▸ **STORED ROWS**:
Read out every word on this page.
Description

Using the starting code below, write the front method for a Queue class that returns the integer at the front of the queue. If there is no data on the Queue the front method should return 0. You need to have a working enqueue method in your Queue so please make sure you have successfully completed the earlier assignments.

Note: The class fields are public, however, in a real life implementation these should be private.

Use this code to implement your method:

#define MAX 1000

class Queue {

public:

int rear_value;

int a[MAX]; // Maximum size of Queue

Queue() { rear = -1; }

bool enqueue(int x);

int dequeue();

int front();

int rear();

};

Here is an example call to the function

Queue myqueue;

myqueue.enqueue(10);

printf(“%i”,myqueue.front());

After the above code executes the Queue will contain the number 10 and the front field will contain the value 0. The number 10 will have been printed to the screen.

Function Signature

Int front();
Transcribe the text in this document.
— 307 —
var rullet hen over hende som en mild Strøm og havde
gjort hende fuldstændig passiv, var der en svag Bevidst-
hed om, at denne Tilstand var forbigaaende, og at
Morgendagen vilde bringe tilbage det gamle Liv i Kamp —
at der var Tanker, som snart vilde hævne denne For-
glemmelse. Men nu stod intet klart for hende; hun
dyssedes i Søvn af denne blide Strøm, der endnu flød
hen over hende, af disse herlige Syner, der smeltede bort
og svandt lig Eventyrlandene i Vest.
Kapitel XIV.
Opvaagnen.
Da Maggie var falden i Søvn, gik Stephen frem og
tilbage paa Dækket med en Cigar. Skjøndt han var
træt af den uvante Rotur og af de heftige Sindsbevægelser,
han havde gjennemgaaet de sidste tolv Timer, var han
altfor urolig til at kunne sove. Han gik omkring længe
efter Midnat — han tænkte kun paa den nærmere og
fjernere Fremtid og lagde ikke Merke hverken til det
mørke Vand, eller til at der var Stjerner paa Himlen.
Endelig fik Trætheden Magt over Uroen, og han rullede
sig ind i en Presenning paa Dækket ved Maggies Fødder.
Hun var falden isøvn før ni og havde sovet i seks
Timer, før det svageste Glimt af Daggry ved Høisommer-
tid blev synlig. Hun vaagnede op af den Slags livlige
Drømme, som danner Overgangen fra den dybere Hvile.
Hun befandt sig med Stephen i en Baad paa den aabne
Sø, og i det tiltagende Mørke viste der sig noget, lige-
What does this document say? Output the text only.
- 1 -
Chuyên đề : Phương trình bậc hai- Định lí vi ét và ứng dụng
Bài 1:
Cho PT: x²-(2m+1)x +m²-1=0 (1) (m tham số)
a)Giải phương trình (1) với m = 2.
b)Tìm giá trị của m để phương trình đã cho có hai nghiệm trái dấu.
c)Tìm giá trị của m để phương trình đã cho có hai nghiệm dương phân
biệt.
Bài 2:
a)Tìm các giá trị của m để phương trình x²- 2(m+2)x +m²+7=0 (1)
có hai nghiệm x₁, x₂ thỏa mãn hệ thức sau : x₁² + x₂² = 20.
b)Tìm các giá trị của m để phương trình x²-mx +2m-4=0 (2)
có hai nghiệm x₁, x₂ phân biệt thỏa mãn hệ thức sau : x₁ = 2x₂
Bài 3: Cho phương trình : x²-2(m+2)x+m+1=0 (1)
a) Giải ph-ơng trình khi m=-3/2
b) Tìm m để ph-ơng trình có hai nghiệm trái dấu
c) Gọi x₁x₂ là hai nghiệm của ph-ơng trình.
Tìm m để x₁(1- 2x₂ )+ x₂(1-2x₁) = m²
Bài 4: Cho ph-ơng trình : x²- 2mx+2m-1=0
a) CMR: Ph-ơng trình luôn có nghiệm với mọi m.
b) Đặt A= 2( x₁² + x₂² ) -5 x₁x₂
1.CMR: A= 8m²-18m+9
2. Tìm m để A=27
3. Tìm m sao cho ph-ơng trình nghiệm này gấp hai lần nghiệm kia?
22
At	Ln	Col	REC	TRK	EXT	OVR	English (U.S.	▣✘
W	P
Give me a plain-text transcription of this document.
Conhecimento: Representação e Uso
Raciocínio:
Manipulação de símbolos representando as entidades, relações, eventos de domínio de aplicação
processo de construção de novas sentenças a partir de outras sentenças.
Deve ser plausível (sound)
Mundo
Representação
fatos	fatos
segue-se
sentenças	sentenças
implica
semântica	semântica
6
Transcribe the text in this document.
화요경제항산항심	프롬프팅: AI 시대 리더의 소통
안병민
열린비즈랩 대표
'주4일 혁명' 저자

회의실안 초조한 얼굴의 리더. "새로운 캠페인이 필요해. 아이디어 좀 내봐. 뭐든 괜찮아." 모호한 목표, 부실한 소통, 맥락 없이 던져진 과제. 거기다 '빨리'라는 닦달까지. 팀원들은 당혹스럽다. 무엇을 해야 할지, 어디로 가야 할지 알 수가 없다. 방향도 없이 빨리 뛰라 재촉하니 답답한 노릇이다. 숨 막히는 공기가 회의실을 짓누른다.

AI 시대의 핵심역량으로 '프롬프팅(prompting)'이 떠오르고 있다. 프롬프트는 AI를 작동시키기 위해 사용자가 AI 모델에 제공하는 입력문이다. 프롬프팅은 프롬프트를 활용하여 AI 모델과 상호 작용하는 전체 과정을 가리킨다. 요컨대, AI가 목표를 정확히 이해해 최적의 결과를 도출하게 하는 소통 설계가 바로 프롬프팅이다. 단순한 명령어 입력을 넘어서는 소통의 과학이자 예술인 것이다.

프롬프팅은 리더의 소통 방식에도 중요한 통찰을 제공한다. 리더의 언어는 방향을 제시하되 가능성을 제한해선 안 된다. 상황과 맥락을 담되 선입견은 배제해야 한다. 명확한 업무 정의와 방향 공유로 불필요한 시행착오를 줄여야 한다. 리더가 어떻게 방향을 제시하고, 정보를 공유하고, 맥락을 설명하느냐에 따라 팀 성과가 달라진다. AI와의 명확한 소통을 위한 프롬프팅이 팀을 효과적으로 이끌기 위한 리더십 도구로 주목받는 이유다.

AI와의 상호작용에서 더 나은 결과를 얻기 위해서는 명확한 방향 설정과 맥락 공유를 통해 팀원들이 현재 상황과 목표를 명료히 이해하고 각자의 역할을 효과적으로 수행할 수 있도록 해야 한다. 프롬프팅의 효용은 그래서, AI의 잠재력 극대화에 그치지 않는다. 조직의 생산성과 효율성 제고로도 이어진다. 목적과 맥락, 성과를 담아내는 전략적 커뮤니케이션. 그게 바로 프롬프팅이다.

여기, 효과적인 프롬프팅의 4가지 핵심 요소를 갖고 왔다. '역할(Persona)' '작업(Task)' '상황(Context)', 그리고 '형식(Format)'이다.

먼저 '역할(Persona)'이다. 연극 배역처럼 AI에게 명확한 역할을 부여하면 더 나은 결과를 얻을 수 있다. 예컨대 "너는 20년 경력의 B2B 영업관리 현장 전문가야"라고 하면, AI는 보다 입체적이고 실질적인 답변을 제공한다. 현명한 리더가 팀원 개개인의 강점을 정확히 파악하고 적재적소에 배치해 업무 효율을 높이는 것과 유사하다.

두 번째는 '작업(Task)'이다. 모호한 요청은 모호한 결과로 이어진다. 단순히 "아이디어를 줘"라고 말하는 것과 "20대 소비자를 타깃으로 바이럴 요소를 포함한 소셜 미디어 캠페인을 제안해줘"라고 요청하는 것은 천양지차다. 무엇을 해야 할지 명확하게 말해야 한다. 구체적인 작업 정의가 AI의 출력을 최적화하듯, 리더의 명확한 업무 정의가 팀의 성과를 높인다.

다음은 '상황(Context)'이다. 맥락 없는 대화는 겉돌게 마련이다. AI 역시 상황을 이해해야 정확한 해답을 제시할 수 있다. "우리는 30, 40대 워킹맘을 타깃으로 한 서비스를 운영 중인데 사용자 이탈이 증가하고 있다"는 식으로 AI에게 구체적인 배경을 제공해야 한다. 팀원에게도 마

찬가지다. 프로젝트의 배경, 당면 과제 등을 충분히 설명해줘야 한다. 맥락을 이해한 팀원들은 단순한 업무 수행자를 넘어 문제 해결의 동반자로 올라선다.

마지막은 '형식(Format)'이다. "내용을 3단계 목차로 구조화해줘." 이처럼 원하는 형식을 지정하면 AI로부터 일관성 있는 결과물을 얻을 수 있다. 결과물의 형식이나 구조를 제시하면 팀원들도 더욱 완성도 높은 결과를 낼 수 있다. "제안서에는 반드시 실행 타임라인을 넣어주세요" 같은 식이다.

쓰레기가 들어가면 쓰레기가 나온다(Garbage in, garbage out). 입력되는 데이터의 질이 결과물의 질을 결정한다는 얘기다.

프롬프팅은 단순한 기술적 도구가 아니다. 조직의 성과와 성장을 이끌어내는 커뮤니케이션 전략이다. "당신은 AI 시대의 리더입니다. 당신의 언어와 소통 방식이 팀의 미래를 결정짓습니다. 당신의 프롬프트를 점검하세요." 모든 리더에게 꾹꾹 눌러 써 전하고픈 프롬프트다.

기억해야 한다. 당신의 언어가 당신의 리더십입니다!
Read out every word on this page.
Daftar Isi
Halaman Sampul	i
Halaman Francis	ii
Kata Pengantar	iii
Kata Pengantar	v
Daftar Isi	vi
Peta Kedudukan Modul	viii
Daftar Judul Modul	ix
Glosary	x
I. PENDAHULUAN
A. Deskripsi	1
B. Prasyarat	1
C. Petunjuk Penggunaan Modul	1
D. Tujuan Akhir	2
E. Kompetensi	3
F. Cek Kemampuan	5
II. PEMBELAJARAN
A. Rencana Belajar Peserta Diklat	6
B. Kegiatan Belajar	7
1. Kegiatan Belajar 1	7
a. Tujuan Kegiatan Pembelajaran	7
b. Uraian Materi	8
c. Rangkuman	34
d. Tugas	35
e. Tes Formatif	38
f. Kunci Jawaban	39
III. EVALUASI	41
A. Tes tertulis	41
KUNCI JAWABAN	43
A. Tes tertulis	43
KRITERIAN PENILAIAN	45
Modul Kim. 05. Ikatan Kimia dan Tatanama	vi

▸ **YOUR OBJECTIVE**:
Copy out all lines where the word "document" appears.

▸ **EXERCISE OUTPUT**:
Transcribe the text in this document.
What does this document say? Output the text only.
Give me a plain-text transcription of this document.
Transcribe the text in this document.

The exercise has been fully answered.